> DIRECTIONS
Restate the records that follow word for word; no pictures should appear.

> EXCERPTED DATA
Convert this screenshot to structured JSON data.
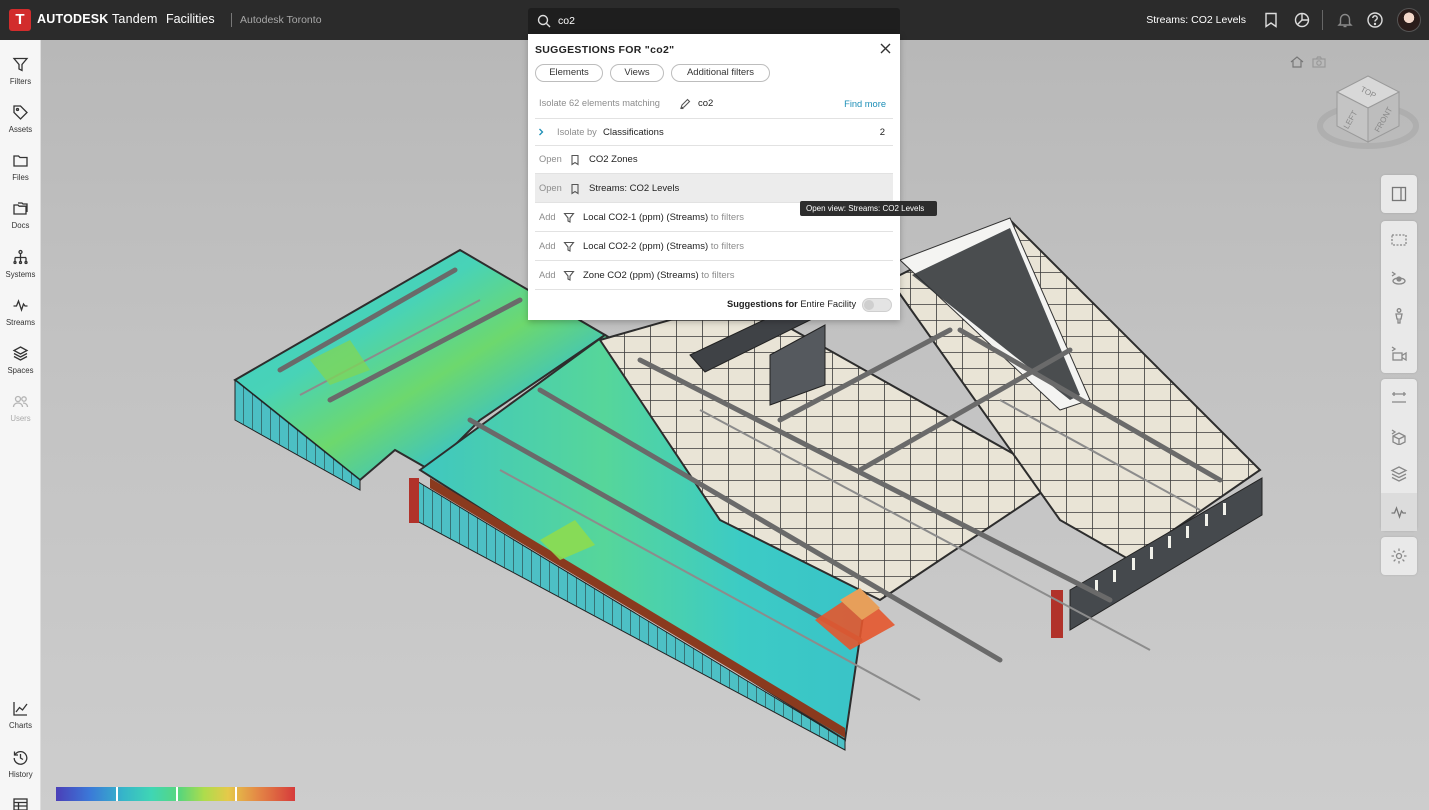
{
  "app": {
    "logo_letter": "T",
    "brand_bold": "AUTODESK",
    "brand_rest": "Tandem",
    "nav_facilities": "Facilities",
    "facility_name": "Autodesk Toronto",
    "current_view": "Streams: CO2 Levels"
  },
  "topbar_icons": [
    "bookmark-icon",
    "dashboard-icon",
    "notification-bell-icon",
    "help-icon",
    "avatar"
  ],
  "sidebar": {
    "items": [
      {
        "label": "Filters",
        "icon": "filter-icon"
      },
      {
        "label": "Assets",
        "icon": "tag-icon"
      },
      {
        "label": "Files",
        "icon": "folder-icon"
      },
      {
        "label": "Docs",
        "icon": "docs-icon"
      },
      {
        "label": "Systems",
        "icon": "systems-icon"
      },
      {
        "label": "Streams",
        "icon": "streams-icon"
      },
      {
        "label": "Spaces",
        "icon": "layers-icon"
      },
      {
        "label": "Users",
        "icon": "users-icon"
      }
    ],
    "bottom_items": [
      {
        "label": "Charts",
        "icon": "chart-icon"
      },
      {
        "label": "History",
        "icon": "history-icon"
      },
      {
        "label": "",
        "icon": "table-icon"
      }
    ]
  },
  "search": {
    "value": "co2",
    "title": "SUGGESTIONS FOR \"co2\"",
    "chips": [
      "Elements",
      "Views",
      "Additional filters"
    ],
    "isolate": {
      "prefix": "Isolate 62 elements matching",
      "term": "co2",
      "link": "Find more"
    },
    "classification": {
      "prefix": "Isolate by",
      "label": "Classifications",
      "count": "2"
    },
    "views": [
      {
        "prefix": "Open",
        "label": "CO2 Zones"
      },
      {
        "prefix": "Open",
        "label": "Streams: CO2 Levels"
      }
    ],
    "filters": [
      {
        "prefix": "Add",
        "label": "Local CO2-1 (ppm) (Streams)",
        "suffix": "to filters"
      },
      {
        "prefix": "Add",
        "label": "Local CO2-2 (ppm) (Streams)",
        "suffix": "to filters"
      },
      {
        "prefix": "Add",
        "label": "Zone CO2 (ppm) (Streams)",
        "suffix": "to filters"
      }
    ],
    "footer_bold": "Suggestions for",
    "footer_rest": "Entire Facility",
    "toggle_on": false
  },
  "tooltip": "Open view: Streams: CO2 Levels",
  "viewcube": {
    "top": "TOP",
    "left": "LEFT",
    "front": "FRONT"
  },
  "colors": {
    "accent": "#1d8fb7",
    "topbar": "#2b2b2b",
    "brand_red": "#d22c2c"
  }
}
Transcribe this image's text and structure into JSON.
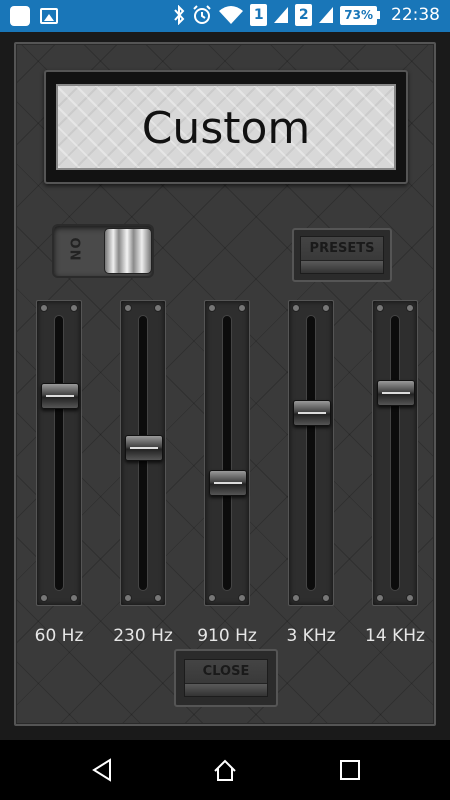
{
  "status_bar": {
    "sim1": "1",
    "sim2": "2",
    "battery": "73%",
    "time": "22:38"
  },
  "display": {
    "preset_name": "Custom"
  },
  "toggle": {
    "label": "ON",
    "state": "on"
  },
  "buttons": {
    "presets": "PRESETS",
    "close": "CLOSE"
  },
  "equalizer": {
    "bands": [
      {
        "label": "60 Hz",
        "level": 0.73
      },
      {
        "label": "230 Hz",
        "level": 0.52
      },
      {
        "label": "910 Hz",
        "level": 0.38
      },
      {
        "label": "3 KHz",
        "level": 0.66
      },
      {
        "label": "14 KHz",
        "level": 0.74
      }
    ]
  },
  "colors": {
    "status_bar": "#1976b8",
    "panel": "#3a3a3a",
    "nav_bar": "#000000"
  },
  "icons": {
    "status_left": [
      "notification-square-icon",
      "image-icon"
    ],
    "status_right": [
      "bluetooth-icon",
      "alarm-icon",
      "wifi-icon",
      "signal-icon",
      "battery-icon"
    ],
    "nav": [
      "back-icon",
      "home-icon",
      "recent-apps-icon"
    ]
  }
}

> SOLUTION TO THE EXERCISE
Convert this screenshot to structured JSON data.
{
  "app": {
    "logo_letter": "T",
    "brand_bold": "AUTODESK",
    "brand_rest": "Tandem",
    "nav_facilities": "Facilities",
    "facility_name": "Autodesk Toronto",
    "current_view": "Streams: CO2 Levels"
  },
  "topbar_icons": [
    "bookmark-icon",
    "dashboard-icon",
    "notification-bell-icon",
    "help-icon",
    "avatar"
  ],
  "sidebar": {
    "items": [
      {
        "label": "Filters",
        "icon": "filter-icon"
      },
      {
        "label": "Assets",
        "icon": "tag-icon"
      },
      {
        "label": "Files",
        "icon": "folder-icon"
      },
      {
        "label": "Docs",
        "icon": "docs-icon"
      },
      {
        "label": "Systems",
        "icon": "systems-icon"
      },
      {
        "label": "Streams",
        "icon": "streams-icon"
      },
      {
        "label": "Spaces",
        "icon": "layers-icon"
      },
      {
        "label": "Users",
        "icon": "users-icon"
      }
    ],
    "bottom_items": [
      {
        "label": "Charts",
        "icon": "chart-icon"
      },
      {
        "label": "History",
        "icon": "history-icon"
      },
      {
        "label": "",
        "icon": "table-icon"
      }
    ]
  },
  "search": {
    "value": "co2",
    "title": "SUGGESTIONS FOR \"co2\"",
    "chips": [
      "Elements",
      "Views",
      "Additional filters"
    ],
    "isolate": {
      "prefix": "Isolate 62 elements matching",
      "term": "co2",
      "link": "Find more"
    },
    "classification": {
      "prefix": "Isolate by",
      "label": "Classifications",
      "count": "2"
    },
    "views": [
      {
        "prefix": "Open",
        "label": "CO2 Zones"
      },
      {
        "prefix": "Open",
        "label": "Streams: CO2 Levels"
      }
    ],
    "filters": [
      {
        "prefix": "Add",
        "label": "Local CO2-1 (ppm) (Streams)",
        "suffix": "to filters"
      },
      {
        "prefix": "Add",
        "label": "Local CO2-2 (ppm) (Streams)",
        "suffix": "to filters"
      },
      {
        "prefix": "Add",
        "label": "Zone CO2 (ppm) (Streams)",
        "suffix": "to filters"
      }
    ],
    "footer_bold": "Suggestions for",
    "footer_rest": "Entire Facility",
    "toggle_on": false
  },
  "tooltip": "Open view: Streams: CO2 Levels",
  "viewcube": {
    "top": "TOP",
    "left": "LEFT",
    "front": "FRONT"
  },
  "colors": {
    "accent": "#1d8fb7",
    "topbar": "#2b2b2b",
    "brand_red": "#d22c2c"
  }
}
Transcribe this image's text and structure into JSON.
{
  "status_bar": {
    "sim1": "1",
    "sim2": "2",
    "battery": "73%",
    "time": "22:38"
  },
  "display": {
    "preset_name": "Custom"
  },
  "toggle": {
    "label": "ON",
    "state": "on"
  },
  "buttons": {
    "presets": "PRESETS",
    "close": "CLOSE"
  },
  "equalizer": {
    "bands": [
      {
        "label": "60 Hz",
        "level": 0.73
      },
      {
        "label": "230 Hz",
        "level": 0.52
      },
      {
        "label": "910 Hz",
        "level": 0.38
      },
      {
        "label": "3 KHz",
        "level": 0.66
      },
      {
        "label": "14 KHz",
        "level": 0.74
      }
    ]
  },
  "colors": {
    "status_bar": "#1976b8",
    "panel": "#3a3a3a",
    "nav_bar": "#000000"
  },
  "icons": {
    "status_left": [
      "notification-square-icon",
      "image-icon"
    ],
    "status_right": [
      "bluetooth-icon",
      "alarm-icon",
      "wifi-icon",
      "signal-icon",
      "battery-icon"
    ],
    "nav": [
      "back-icon",
      "home-icon",
      "recent-apps-icon"
    ]
  }
}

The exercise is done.